> [Material to process]:
## begin

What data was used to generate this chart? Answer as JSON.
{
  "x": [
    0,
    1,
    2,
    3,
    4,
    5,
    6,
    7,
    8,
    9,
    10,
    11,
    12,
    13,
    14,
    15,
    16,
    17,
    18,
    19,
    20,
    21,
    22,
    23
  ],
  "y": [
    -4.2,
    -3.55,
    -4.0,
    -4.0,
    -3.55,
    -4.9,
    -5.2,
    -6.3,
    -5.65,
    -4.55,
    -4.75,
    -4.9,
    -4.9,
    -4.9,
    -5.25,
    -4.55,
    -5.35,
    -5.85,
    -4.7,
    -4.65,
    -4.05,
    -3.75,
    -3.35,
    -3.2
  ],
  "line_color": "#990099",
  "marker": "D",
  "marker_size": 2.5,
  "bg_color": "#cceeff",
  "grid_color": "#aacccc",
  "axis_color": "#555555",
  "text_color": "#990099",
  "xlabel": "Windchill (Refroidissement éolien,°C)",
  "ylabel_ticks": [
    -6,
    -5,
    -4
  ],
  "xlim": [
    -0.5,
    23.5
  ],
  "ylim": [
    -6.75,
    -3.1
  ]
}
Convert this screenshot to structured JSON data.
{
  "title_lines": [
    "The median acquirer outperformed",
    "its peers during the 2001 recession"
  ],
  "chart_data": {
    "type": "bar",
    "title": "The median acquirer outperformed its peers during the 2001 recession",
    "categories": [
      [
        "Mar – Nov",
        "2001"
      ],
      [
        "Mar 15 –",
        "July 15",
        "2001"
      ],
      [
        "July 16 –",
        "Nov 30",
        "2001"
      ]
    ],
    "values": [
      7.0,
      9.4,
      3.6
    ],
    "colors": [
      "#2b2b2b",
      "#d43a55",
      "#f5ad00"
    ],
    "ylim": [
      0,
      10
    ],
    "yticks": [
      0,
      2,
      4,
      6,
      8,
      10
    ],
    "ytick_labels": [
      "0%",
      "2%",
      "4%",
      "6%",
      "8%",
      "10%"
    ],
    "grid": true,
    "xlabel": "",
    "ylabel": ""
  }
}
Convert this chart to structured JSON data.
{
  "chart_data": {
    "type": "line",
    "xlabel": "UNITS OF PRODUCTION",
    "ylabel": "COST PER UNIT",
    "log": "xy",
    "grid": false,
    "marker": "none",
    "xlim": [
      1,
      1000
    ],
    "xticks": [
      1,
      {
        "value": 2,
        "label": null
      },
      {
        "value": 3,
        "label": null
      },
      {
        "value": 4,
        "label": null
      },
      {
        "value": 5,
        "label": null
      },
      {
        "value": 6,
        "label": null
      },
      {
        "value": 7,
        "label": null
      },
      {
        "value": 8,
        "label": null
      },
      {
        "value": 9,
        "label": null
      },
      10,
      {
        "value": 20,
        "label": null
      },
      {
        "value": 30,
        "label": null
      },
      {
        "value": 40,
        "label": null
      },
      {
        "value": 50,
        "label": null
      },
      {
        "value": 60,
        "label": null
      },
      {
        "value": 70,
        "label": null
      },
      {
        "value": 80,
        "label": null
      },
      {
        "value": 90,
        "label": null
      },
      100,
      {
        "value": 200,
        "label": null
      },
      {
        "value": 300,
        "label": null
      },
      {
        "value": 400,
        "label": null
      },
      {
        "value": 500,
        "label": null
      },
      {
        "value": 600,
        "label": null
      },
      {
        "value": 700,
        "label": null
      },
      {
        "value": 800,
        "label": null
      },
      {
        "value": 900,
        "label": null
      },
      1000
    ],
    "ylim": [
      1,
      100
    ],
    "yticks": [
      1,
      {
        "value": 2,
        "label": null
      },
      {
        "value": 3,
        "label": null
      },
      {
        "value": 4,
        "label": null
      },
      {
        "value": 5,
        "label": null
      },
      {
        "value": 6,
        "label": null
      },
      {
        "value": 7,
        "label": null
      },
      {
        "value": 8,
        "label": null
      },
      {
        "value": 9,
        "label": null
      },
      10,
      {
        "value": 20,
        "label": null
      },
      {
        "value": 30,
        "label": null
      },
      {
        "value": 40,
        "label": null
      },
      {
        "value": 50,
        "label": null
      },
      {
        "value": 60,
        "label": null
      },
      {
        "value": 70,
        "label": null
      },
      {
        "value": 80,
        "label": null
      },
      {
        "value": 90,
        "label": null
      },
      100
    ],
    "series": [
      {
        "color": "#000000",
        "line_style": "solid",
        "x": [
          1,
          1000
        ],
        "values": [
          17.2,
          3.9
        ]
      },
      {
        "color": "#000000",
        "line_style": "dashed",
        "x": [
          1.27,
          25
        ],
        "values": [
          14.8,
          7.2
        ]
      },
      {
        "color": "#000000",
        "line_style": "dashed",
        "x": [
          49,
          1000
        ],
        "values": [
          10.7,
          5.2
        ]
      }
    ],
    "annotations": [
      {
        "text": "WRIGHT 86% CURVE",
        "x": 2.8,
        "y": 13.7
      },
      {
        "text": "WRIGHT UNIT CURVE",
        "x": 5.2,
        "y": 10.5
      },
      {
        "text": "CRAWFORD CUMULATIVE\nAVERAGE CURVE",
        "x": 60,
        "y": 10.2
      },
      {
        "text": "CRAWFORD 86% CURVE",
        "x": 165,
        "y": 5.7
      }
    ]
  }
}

## end

> [Written problem]:
Each record must be repeated exactly as it is.

> [Result for this exercise]:
What data was used to generate this chart? Answer as JSON.
{
  "x": [
    0,
    1,
    2,
    3,
    4,
    5,
    6,
    7,
    8,
    9,
    10,
    11,
    12,
    13,
    14,
    15,
    16,
    17,
    18,
    19,
    20,
    21,
    22,
    23
  ],
  "y": [
    -4.2,
    -3.55,
    -4.0,
    -4.0,
    -3.55,
    -4.9,
    -5.2,
    -6.3,
    -5.65,
    -4.55,
    -4.75,
    -4.9,
    -4.9,
    -4.9,
    -5.25,
    -4.55,
    -5.35,
    -5.85,
    -4.7,
    -4.65,
    -4.05,
    -3.75,
    -3.35,
    -3.2
  ],
  "line_color": "#990099",
  "marker": "D",
  "marker_size": 2.5,
  "bg_color": "#cceeff",
  "grid_color": "#aacccc",
  "axis_color": "#555555",
  "text_color": "#990099",
  "xlabel": "Windchill (Refroidissement éolien,°C)",
  "ylabel_ticks": [
    -6,
    -5,
    -4
  ],
  "xlim": [
    -0.5,
    23.5
  ],
  "ylim": [
    -6.75,
    -3.1
  ]
}
Convert this screenshot to structured JSON data.
{
  "title_lines": [
    "The median acquirer outperformed",
    "its peers during the 2001 recession"
  ],
  "chart_data": {
    "type": "bar",
    "title": "The median acquirer outperformed its peers during the 2001 recession",
    "categories": [
      [
        "Mar – Nov",
        "2001"
      ],
      [
        "Mar 15 –",
        "July 15",
        "2001"
      ],
      [
        "July 16 –",
        "Nov 30",
        "2001"
      ]
    ],
    "values": [
      7.0,
      9.4,
      3.6
    ],
    "colors": [
      "#2b2b2b",
      "#d43a55",
      "#f5ad00"
    ],
    "ylim": [
      0,
      10
    ],
    "yticks": [
      0,
      2,
      4,
      6,
      8,
      10
    ],
    "ytick_labels": [
      "0%",
      "2%",
      "4%",
      "6%",
      "8%",
      "10%"
    ],
    "grid": true,
    "xlabel": "",
    "ylabel": ""
  }
}
Convert this chart to structured JSON data.
{
  "chart_data": {
    "type": "line",
    "xlabel": "UNITS OF PRODUCTION",
    "ylabel": "COST PER UNIT",
    "log": "xy",
    "grid": false,
    "marker": "none",
    "xlim": [
      1,
      1000
    ],
    "xticks": [
      1,
      {
        "value": 2,
        "label": null
      },
      {
        "value": 3,
        "label": null
      },
      {
        "value": 4,
        "label": null
      },
      {
        "value": 5,
        "label": null
      },
      {
        "value": 6,
        "label": null
      },
      {
        "value": 7,
        "label": null
      },
      {
        "value": 8,
        "label": null
      },
      {
        "value": 9,
        "label": null
      },
      10,
      {
        "value": 20,
        "label": null
      },
      {
        "value": 30,
        "label": null
      },
      {
        "value": 40,
        "label": null
      },
      {
        "value": 50,
        "label": null
      },
      {
        "value": 60,
        "label": null
      },
      {
        "value": 70,
        "label": null
      },
      {
        "value": 80,
        "label": null
      },
      {
        "value": 90,
        "label": null
      },
      100,
      {
        "value": 200,
        "label": null
      },
      {
        "value": 300,
        "label": null
      },
      {
        "value": 400,
        "label": null
      },
      {
        "value": 500,
        "label": null
      },
      {
        "value": 600,
        "label": null
      },
      {
        "value": 700,
        "label": null
      },
      {
        "value": 800,
        "label": null
      },
      {
        "value": 900,
        "label": null
      },
      1000
    ],
    "ylim": [
      1,
      100
    ],
    "yticks": [
      1,
      {
        "value": 2,
        "label": null
      },
      {
        "value": 3,
        "label": null
      },
      {
        "value": 4,
        "label": null
      },
      {
        "value": 5,
        "label": null
      },
      {
        "value": 6,
        "label": null
      },
      {
        "value": 7,
        "label": null
      },
      {
        "value": 8,
        "label": null
      },
      {
        "value": 9,
        "label": null
      },
      10,
      {
        "value": 20,
        "label": null
      },
      {
        "value": 30,
        "label": null
      },
      {
        "value": 40,
        "label": null
      },
      {
        "value": 50,
        "label": null
      },
      {
        "value": 60,
        "label": null
      },
      {
        "value": 70,
        "label": null
      },
      {
        "value": 80,
        "label": null
      },
      {
        "value": 90,
        "label": null
      },
      100
    ],
    "series": [
      {
        "color": "#000000",
        "line_style": "solid",
        "x": [
          1,
          1000
        ],
        "values": [
          17.2,
          3.9
        ]
      },
      {
        "color": "#000000",
        "line_style": "dashed",
        "x": [
          1.27,
          25
        ],
        "values": [
          14.8,
          7.2
        ]
      },
      {
        "color": "#000000",
        "line_style": "dashed",
        "x": [
          49,
          1000
        ],
        "values": [
          10.7,
          5.2
        ]
      }
    ],
    "annotations": [
      {
        "text": "WRIGHT 86% CURVE",
        "x": 2.8,
        "y": 13.7
      },
      {
        "text": "WRIGHT UNIT CURVE",
        "x": 5.2,
        "y": 10.5
      },
      {
        "text": "CRAWFORD CUMULATIVE\nAVERAGE CURVE",
        "x": 60,
        "y": 10.2
      },
      {
        "text": "CRAWFORD 86% CURVE",
        "x": 165,
        "y": 5.7
      }
    ]
  }
}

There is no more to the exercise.